§ Objective 1:
Using the passage on email compromise, decide whether each statement agrees with it. Answer yes or no and quote the deciding words. (a) The FBI received nearly 20,000 complaints in 2021. (b) Many attackers set up a forward rule that sends all incoming email to their own account. (c) Investment scams are the most frequent attack vector.

§ Provided text:
-----
In 2021, America experienced an unprecedented increase in cyber attacks and malicious cyber activity. Business Email Compromise is the most frequent attack vector. The FBI received nearly 20,000 complaints in 2021 that cost US businesses 2.4 billion. In 2023, it was nearly 22,000 with a $2.7B in losses. The second most costly digital crime type, investment scams, tallied about $1.5 billion in estimated losses. Your email account is an important part of your communication with employees, customers, and vendors. It’s often the everyday information that opens your business to attack, like who approves purchases, what applications you use, how you communicate with each other. If this information gets into the wrong hands, that could mean big problems for you and your business.
Let’s say you use a cloud hosted application for HR and payroll. You have recently changed your password and can’t remember it any longer. So, you click on the forgot password link and the service sends you a link to reset it. Now you can log in and get to work so everyone gets paid on time. What you didn’t know is someone gained unauthorized access to your email account, and they see the same emails you see. Now they know what payroll application you use.
Before the act, they setup a few things so you don’t know what they are doing. First, many attackers create a forward rule on your email to send all incoming email to their account. Another tactic is to create a mailbox rule that deletes some or all messages after forwarding it, so you never even see the email. It’s also common for attackers to use your email account to send highly relevant email content to others in your organization. This might gain them access to other accounts or further the success of their attack.
Now that their actions are hidden, they use the ‘forgot password’ link on your application. The reset instructions are emailed to you, immediately forwarded to the attacker, and deleted from you email. You never know this happened. The attacker then logs in, finds contact info for multiple employees, and starts emailing them from your account asking them to click the link below to login and review their pay settings so a special bonus can be provided to their paycheck. Unfortunately for them, the link is to a specially crafted web page that steals the employee’s login credentials to the payroll system. Now the attacker starts changing direct deposit information to send payroll checks to a bank account they own. Before you know it, thousands of dollars have gone to the attacker’s bank accounts. The attacker then moves the money to leave accounts empty or closed.
This is just one example of a recent email compromise. We respond to businesses experiencing this type of activity almost weekly. What other information is transmitted in your email that if compromised would put you or your business in jeopardy?
There are ways to prevent an email compromise attack, some that can be accomplished with relative ease and little cost.
-----
§ Data:
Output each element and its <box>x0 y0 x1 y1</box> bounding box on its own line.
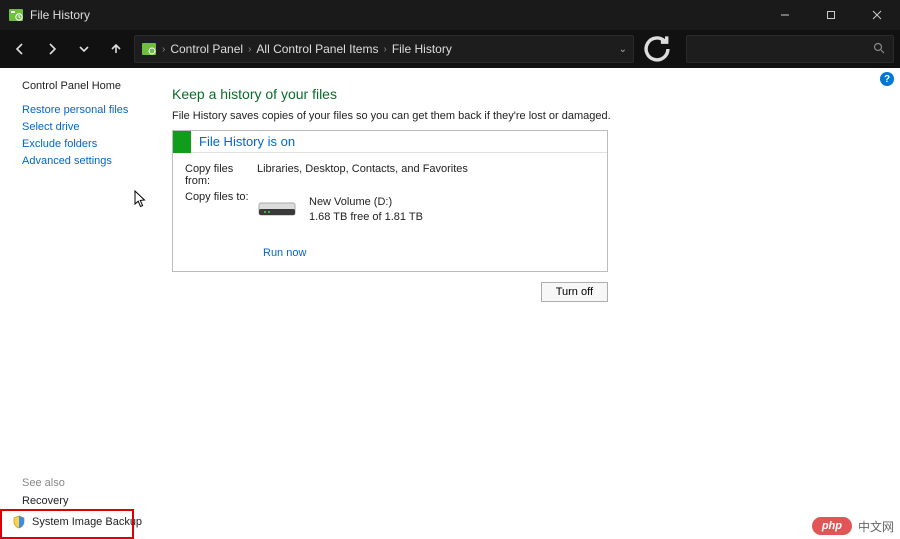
-----
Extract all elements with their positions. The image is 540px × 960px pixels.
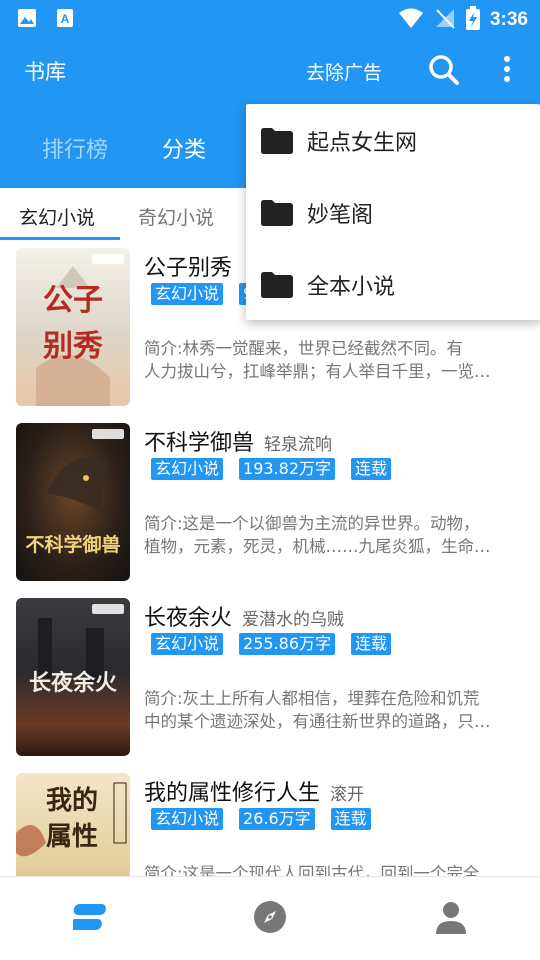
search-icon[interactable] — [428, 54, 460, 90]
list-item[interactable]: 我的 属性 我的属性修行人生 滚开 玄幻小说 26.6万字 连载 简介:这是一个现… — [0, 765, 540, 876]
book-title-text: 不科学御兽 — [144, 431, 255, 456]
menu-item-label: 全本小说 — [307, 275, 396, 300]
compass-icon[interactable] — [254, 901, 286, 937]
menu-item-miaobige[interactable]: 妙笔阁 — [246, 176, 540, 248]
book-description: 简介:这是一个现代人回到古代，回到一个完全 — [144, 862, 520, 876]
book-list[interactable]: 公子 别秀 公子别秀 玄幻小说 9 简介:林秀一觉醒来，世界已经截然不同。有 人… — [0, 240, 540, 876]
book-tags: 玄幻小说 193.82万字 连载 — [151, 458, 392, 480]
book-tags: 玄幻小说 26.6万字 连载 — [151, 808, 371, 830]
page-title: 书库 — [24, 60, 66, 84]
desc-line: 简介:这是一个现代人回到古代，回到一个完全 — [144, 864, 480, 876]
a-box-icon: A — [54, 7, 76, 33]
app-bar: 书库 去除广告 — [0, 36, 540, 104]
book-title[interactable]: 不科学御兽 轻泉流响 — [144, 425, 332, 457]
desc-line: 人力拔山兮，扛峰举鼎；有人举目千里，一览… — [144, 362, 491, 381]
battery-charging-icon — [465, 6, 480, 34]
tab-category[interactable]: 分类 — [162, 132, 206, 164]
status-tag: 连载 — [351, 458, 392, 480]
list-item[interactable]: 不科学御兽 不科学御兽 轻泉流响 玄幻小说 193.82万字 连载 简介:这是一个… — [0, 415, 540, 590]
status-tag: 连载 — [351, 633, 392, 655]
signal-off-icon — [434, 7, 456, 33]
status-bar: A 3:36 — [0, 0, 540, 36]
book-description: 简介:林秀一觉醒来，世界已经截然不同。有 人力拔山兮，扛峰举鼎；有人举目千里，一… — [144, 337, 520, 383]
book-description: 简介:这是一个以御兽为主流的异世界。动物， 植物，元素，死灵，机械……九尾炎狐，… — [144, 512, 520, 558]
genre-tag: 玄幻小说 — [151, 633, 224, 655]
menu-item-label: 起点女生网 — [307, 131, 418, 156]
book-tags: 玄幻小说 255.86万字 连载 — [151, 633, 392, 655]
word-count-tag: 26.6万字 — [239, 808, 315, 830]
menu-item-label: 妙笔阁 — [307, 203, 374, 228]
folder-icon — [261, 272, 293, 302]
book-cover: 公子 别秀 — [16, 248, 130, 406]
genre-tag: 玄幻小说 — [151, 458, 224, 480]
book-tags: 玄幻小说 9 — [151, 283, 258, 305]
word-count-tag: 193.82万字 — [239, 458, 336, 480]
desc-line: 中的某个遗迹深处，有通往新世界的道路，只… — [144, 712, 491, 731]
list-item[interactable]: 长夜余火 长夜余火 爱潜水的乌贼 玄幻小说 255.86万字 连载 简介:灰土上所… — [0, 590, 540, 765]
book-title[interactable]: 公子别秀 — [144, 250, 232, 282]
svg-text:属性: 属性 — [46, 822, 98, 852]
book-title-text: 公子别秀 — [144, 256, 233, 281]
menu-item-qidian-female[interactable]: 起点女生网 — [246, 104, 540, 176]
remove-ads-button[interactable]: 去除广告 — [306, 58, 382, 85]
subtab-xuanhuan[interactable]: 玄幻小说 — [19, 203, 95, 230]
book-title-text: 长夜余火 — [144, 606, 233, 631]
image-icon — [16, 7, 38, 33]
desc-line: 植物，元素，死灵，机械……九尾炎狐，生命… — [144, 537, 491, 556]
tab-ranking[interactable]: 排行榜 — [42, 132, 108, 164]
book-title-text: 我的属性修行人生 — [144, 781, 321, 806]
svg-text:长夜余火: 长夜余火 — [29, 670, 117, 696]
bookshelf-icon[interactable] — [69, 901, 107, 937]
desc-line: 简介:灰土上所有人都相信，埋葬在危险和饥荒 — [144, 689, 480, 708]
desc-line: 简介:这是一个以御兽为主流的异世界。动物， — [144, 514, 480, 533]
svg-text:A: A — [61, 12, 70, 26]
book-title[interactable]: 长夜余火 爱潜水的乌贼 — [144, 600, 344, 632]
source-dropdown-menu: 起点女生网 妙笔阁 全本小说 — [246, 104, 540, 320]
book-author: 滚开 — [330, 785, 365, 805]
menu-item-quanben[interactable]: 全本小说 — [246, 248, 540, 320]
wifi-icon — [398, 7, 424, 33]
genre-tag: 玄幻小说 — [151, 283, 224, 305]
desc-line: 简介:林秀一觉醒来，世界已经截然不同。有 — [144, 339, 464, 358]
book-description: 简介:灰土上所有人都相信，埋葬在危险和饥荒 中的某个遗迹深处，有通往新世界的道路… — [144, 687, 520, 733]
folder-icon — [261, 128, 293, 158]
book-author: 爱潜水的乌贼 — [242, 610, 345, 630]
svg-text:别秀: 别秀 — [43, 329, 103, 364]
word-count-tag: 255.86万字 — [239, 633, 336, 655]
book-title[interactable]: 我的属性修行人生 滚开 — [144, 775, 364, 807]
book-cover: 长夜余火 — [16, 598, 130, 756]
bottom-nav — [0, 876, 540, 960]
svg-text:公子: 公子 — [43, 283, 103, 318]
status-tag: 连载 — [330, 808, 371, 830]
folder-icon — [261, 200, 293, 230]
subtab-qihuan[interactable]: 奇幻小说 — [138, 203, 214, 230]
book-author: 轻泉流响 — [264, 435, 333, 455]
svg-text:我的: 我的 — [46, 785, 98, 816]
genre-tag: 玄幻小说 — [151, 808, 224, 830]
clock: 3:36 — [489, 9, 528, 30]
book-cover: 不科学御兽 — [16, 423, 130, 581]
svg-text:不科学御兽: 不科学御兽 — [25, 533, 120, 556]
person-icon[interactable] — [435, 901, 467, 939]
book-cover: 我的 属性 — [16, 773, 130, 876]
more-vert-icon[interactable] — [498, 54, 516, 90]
-----
§ Objective 2:
In the second block of rows, transcribe the stretch from the line containing "Extract all elements" through the line containing "status-bar: A 3:36 — [0, 0, 540, 36]", both included, and leave out the picture.

§ Final result 1:
(a) Yes: "The FBI received nearly 20,000 complaints in 2021 that cost US businesses 2.4 billion."
(b) Yes: "First, many attackers create a forward rule on your email to send all incoming email to their account."
(c) No: "Business Email Compromise is the most frequent attack vector."

§ Final result 2:
Extract all elements with their positions. The image is 540px × 960px pixels.
search-icon[interactable] — [428, 54, 460, 90]
list-item[interactable]: 我的 属性 我的属性修行人生 滚开 玄幻小说 26.6万字 连载 简介:这是一个现… — [0, 765, 540, 876]
book-title-text: 不科学御兽 — [144, 431, 255, 456]
menu-item-label: 全本小说 — [307, 275, 396, 300]
compass-icon[interactable] — [254, 901, 286, 937]
menu-item-miaobige[interactable]: 妙笔阁 — [246, 176, 540, 248]
book-description: 简介:这是一个现代人回到古代，回到一个完全 — [144, 862, 520, 876]
book-list[interactable]: 公子 别秀 公子别秀 玄幻小说 9 简介:林秀一觉醒来，世界已经截然不同。有 人… — [0, 240, 540, 876]
book-tags: 玄幻小说 193.82万字 连载 — [151, 458, 392, 480]
book-tags: 玄幻小说 26.6万字 连载 — [151, 808, 371, 830]
page-title: 书库 — [24, 60, 66, 84]
desc-line: 简介:这是一个现代人回到古代，回到一个完全 — [144, 864, 480, 876]
a-box-icon: A — [54, 7, 76, 33]
app-bar: 书库 去除广告 — [0, 36, 540, 104]
book-title[interactable]: 不科学御兽 轻泉流响 — [144, 425, 332, 457]
desc-line: 人力拔山兮，扛峰举鼎；有人举目千里，一览… — [144, 362, 491, 381]
battery-charging-icon — [465, 6, 480, 34]
tab-category[interactable]: 分类 — [162, 132, 206, 164]
status-tag: 连载 — [351, 458, 392, 480]
list-item[interactable]: 不科学御兽 不科学御兽 轻泉流响 玄幻小说 193.82万字 连载 简介:这是一个… — [0, 415, 540, 590]
status-tag: 连载 — [351, 633, 392, 655]
signal-off-icon — [434, 7, 456, 33]
status-bar: A 3:36 — [0, 0, 540, 36]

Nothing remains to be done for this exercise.